Pick out all lines of the entries that include the word "noir" and copy them.

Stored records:
==========
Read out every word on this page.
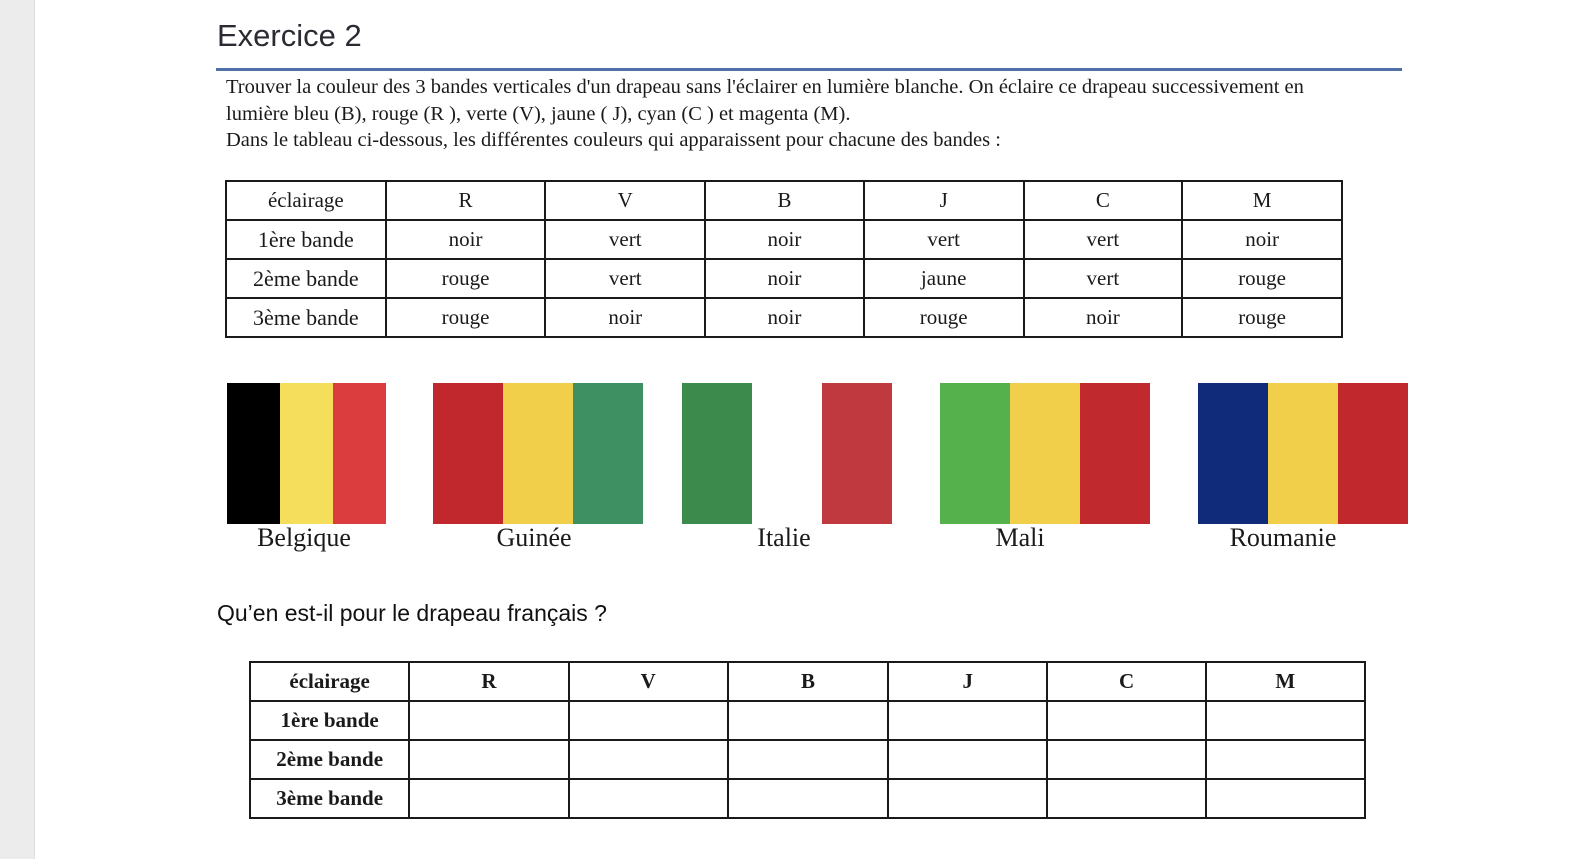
Exercice 2
Trouver la couleur des 3 bandes verticales d'un drapeau sans l'éclairer en lumière blanche. On éclaire ce drapeau successivement en
lumière bleu (B), rouge (R ), verte (V), jaune ( J), cyan (C ) et magenta (M).
Dans le tableau ci-dessous, les différentes couleurs qui apparaissent pour chacune des bandes :
éclairage	R	V	B	J	C	M
1ère bande	noir	vert	noir	vert	vert	noir
2ème bande	rouge	vert	noir	jaune	vert	rouge
3ème bande	rouge	noir	noir	rouge	noir	rouge
Belgique	Guinée	Italie	Mali	Roumanie
Qu’en est-il pour le drapeau français ?
éclairage	R	V	B	J	C	M
1ère bande						
2ème bande						
3ème bande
==========
» **THE SOLUTION**
1ère bande	noir	vert	noir	vert	vert	noir
2ème bande	rouge	vert	noir	jaune	vert	rouge
3ème bande	rouge	noir	noir	rouge	noir	rouge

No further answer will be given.